Lift every line from the entries that includes the word "gaap".

## BEGIN

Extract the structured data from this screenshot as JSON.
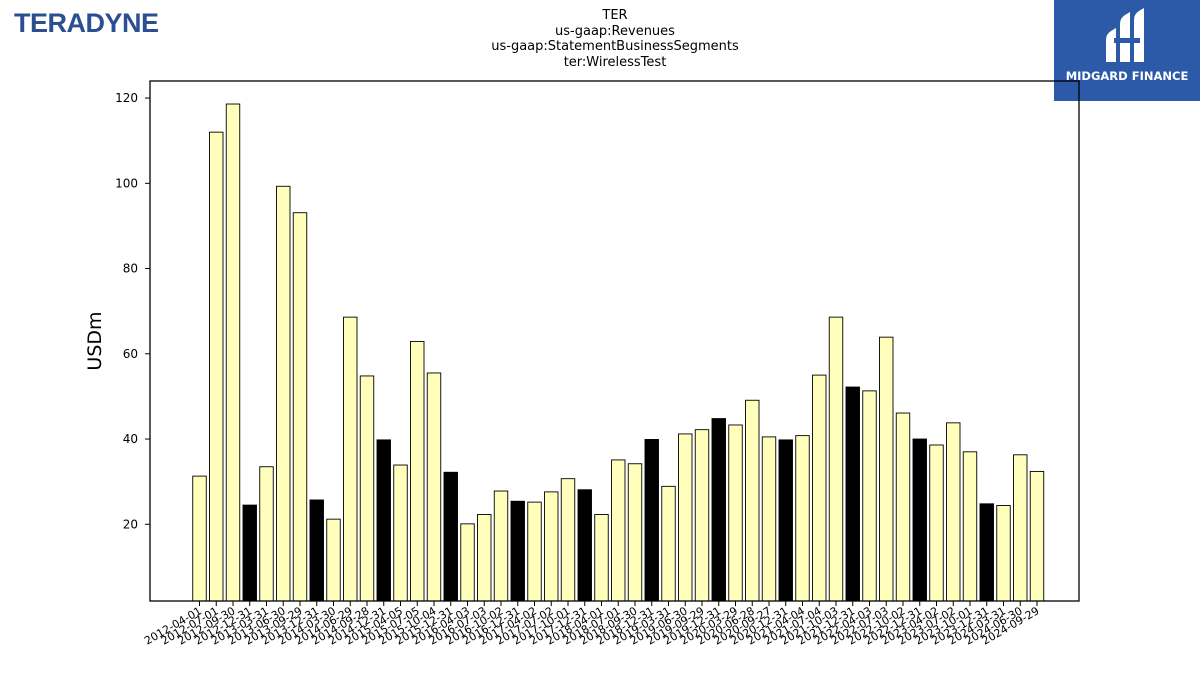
{
  "header": {
    "left_logo_text": "TERADYNE",
    "right_logo_text": "MIDGARD FINANCE",
    "title_lines": [
      "TER",
      "us-gaap:Revenues",
      "us-gaap:StatementBusinessSegments",
      "ter:WirelessTest"
    ]
  },
  "colors": {
    "bar_quarter": "#ffffbb",
    "bar_year_end": "#000000",
    "bar_edge": "#000000",
    "logo_left": "#2a4f92",
    "logo_right_bg": "#2d5aa8"
  },
  "chart_data": {
    "type": "bar",
    "ylabel": "USDm",
    "xlabel": "",
    "ylim": [
      2,
      124
    ],
    "yticks": [
      20,
      40,
      60,
      80,
      100,
      120
    ],
    "grid": false,
    "legend": "none",
    "categories": [
      "2012-04-01",
      "2012-07-01",
      "2012-09-30",
      "2012-12-31",
      "2013-03-31",
      "2013-06-30",
      "2013-09-29",
      "2013-12-31",
      "2014-03-30",
      "2014-06-29",
      "2014-09-28",
      "2014-12-31",
      "2015-04-05",
      "2015-07-05",
      "2015-10-04",
      "2015-12-31",
      "2016-04-03",
      "2016-07-03",
      "2016-10-02",
      "2016-12-31",
      "2017-04-02",
      "2017-07-02",
      "2017-10-01",
      "2017-12-31",
      "2018-04-01",
      "2018-07-01",
      "2018-09-30",
      "2018-12-31",
      "2019-03-31",
      "2019-06-30",
      "2019-09-29",
      "2019-12-31",
      "2020-03-29",
      "2020-06-28",
      "2020-09-27",
      "2020-12-31",
      "2021-04-04",
      "2021-07-04",
      "2021-10-03",
      "2021-12-31",
      "2022-04-03",
      "2022-07-03",
      "2022-10-02",
      "2022-12-31",
      "2023-04-02",
      "2023-07-02",
      "2023-10-01",
      "2023-12-31",
      "2024-03-31",
      "2024-06-30",
      "2024-09-29"
    ],
    "values": [
      31.3,
      112,
      118.6,
      24.5,
      33.5,
      99.3,
      93.1,
      25.7,
      21.2,
      68.6,
      54.8,
      39.8,
      33.9,
      62.9,
      55.5,
      32.2,
      20.1,
      22.3,
      27.8,
      25.4,
      25.2,
      27.6,
      30.7,
      28.1,
      22.3,
      35.1,
      34.2,
      39.9,
      28.9,
      41.2,
      42.2,
      44.8,
      43.3,
      49.1,
      40.5,
      39.8,
      40.8,
      55.0,
      68.6,
      52.2,
      51.3,
      63.9,
      46.1,
      40.0,
      38.6,
      43.8,
      37.0,
      24.8,
      24.4,
      36.3,
      32.4
    ],
    "year_end_flags": [
      false,
      false,
      false,
      true,
      false,
      false,
      false,
      true,
      false,
      false,
      false,
      true,
      false,
      false,
      false,
      true,
      false,
      false,
      false,
      true,
      false,
      false,
      false,
      true,
      false,
      false,
      false,
      true,
      false,
      false,
      false,
      true,
      false,
      false,
      false,
      true,
      false,
      false,
      false,
      true,
      false,
      false,
      false,
      true,
      false,
      false,
      false,
      true,
      false,
      false,
      false
    ]
  }
}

## END

- [Correct result]:
      "us-gaap:Revenues",
      "us-gaap:StatementBusinessSegments",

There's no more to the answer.